▸ **INSTRUCTIONS TO FOLLOW**
Determine the number of lines holding the word "structure"; answer with that number only.

— BEGIN —

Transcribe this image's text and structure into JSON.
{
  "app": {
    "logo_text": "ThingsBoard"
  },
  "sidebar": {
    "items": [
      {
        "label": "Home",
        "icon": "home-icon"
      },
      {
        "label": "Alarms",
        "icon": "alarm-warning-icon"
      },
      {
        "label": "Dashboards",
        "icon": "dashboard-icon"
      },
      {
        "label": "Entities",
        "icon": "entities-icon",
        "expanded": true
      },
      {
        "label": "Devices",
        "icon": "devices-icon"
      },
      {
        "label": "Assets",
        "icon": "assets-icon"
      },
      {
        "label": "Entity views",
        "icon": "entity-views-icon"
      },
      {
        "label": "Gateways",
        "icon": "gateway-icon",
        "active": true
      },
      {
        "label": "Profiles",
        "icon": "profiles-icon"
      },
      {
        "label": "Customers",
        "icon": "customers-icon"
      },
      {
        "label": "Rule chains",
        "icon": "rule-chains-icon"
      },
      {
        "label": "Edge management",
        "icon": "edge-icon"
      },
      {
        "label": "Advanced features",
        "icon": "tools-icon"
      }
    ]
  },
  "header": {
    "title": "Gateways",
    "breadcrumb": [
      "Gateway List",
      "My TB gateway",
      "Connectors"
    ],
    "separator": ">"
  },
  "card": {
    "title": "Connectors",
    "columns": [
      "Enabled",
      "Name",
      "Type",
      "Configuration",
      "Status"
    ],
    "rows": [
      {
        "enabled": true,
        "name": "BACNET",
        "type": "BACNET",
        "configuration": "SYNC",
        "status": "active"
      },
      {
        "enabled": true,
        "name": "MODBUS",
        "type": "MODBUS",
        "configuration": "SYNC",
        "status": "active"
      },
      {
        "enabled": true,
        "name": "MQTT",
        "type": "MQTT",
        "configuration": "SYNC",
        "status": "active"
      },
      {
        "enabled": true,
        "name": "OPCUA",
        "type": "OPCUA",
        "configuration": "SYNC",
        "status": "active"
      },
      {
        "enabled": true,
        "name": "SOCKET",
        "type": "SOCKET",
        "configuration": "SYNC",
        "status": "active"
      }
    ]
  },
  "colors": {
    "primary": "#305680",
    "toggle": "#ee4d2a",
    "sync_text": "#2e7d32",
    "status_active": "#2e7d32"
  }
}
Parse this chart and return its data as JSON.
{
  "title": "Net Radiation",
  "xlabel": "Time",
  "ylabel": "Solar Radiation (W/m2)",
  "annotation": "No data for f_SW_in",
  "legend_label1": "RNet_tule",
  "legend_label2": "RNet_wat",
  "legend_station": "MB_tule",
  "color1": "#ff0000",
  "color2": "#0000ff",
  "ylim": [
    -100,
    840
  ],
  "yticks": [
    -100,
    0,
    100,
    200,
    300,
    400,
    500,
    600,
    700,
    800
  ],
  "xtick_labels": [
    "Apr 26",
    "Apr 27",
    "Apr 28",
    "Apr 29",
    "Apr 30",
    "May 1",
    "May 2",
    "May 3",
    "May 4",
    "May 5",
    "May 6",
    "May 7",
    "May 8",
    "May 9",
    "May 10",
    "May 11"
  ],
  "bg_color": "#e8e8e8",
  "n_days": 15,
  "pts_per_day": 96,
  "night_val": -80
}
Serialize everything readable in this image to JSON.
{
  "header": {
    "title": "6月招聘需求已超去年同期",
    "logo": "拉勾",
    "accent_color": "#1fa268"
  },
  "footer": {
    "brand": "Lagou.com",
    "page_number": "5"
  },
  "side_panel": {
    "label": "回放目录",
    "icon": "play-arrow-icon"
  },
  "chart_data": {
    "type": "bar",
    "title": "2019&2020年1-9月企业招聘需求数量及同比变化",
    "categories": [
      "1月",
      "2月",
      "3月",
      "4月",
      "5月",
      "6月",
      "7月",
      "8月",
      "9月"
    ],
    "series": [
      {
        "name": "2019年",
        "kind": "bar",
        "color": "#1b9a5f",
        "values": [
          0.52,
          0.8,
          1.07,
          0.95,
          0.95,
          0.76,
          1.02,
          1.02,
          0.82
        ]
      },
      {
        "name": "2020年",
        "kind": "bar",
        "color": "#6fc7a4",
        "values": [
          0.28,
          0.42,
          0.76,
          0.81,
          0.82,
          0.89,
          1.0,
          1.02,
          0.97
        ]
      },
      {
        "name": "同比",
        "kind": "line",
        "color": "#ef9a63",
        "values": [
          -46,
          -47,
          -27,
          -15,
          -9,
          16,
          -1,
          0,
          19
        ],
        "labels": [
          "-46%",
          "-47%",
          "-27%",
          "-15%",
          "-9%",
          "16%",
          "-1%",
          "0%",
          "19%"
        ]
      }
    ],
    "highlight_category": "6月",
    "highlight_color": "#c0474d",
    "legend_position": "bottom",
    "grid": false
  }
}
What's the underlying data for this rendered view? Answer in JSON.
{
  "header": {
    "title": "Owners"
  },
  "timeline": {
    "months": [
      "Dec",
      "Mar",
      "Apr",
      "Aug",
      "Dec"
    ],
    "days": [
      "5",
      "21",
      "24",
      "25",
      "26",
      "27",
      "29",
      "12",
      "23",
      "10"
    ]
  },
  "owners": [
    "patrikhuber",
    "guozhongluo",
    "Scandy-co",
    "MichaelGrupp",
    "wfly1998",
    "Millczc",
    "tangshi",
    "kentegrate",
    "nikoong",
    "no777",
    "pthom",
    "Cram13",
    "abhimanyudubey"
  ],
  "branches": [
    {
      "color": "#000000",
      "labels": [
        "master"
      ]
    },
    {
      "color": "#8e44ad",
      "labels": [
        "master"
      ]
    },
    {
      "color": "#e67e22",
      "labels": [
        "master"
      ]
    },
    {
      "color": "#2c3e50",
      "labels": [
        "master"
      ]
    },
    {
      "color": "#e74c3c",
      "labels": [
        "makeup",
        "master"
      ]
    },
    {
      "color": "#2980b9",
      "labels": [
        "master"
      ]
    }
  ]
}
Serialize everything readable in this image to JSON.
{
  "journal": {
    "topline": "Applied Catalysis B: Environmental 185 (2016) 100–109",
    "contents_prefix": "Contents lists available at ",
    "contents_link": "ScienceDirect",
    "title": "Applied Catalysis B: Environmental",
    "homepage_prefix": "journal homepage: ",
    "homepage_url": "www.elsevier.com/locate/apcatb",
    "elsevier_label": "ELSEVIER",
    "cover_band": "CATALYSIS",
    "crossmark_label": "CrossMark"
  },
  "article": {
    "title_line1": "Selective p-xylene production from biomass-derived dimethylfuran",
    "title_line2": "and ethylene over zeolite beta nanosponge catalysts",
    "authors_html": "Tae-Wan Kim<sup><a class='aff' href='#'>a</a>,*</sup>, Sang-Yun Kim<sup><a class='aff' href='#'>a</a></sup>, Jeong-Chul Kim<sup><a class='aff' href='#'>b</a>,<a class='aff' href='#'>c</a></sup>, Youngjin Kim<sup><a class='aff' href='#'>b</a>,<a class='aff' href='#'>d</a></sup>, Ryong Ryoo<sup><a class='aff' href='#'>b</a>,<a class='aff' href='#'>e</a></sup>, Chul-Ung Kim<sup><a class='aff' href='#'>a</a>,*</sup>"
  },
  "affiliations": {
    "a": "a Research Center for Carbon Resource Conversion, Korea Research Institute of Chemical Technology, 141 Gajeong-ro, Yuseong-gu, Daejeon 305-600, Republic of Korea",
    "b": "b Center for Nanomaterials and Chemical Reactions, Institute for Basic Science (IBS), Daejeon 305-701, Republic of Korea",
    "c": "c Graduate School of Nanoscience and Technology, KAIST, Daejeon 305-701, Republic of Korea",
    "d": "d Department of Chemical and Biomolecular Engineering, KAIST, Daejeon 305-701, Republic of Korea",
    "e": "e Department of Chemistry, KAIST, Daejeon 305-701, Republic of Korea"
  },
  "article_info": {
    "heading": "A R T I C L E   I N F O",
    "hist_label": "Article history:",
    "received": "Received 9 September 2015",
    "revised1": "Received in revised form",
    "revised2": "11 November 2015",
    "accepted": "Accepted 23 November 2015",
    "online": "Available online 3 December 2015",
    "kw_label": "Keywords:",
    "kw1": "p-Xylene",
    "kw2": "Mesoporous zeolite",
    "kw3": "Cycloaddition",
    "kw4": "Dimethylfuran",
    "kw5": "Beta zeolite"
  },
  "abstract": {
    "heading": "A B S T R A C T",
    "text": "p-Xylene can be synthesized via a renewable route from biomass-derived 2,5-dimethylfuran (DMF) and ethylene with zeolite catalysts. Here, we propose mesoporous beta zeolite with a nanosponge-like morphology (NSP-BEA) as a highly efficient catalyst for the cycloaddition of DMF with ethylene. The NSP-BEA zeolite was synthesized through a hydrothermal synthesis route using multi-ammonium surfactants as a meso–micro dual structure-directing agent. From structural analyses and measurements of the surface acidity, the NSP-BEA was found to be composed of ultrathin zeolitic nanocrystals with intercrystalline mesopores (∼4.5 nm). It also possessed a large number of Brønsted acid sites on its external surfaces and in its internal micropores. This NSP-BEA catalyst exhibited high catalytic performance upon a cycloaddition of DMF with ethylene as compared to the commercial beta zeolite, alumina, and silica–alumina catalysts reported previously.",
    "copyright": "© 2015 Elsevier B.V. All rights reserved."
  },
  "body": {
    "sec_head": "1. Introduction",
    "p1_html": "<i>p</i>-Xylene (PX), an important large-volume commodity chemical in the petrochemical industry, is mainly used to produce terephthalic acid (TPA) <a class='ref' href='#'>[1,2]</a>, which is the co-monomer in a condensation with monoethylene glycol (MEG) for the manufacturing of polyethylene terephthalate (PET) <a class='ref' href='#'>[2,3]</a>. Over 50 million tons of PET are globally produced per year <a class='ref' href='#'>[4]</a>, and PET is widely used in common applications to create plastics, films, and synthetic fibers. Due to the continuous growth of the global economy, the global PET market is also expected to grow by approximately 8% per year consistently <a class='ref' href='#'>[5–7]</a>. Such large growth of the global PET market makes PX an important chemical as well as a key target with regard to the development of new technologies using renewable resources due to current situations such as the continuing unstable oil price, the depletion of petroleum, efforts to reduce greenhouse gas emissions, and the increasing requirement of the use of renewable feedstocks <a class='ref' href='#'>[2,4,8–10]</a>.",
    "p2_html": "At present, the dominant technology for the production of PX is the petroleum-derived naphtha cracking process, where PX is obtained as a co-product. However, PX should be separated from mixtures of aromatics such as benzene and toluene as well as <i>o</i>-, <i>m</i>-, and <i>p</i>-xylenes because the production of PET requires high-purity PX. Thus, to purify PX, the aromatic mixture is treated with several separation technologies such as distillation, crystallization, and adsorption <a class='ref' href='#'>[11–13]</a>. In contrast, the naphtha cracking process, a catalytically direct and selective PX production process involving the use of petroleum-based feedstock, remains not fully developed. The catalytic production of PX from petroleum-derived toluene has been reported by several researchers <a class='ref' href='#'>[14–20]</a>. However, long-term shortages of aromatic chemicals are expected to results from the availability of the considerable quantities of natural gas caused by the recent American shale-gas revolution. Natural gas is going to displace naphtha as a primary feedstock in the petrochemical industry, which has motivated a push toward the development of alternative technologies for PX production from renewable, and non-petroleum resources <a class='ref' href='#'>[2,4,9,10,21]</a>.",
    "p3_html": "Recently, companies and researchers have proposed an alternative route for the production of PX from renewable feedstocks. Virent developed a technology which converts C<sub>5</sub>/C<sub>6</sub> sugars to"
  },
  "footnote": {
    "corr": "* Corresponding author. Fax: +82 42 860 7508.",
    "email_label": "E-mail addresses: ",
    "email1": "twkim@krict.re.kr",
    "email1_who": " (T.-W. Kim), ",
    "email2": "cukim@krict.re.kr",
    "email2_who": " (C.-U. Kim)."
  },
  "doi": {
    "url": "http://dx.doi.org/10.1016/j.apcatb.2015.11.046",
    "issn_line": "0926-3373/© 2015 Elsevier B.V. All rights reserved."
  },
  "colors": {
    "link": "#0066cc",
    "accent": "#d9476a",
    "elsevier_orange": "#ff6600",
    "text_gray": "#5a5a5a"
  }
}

— END —

▸ **OUTPUT**
2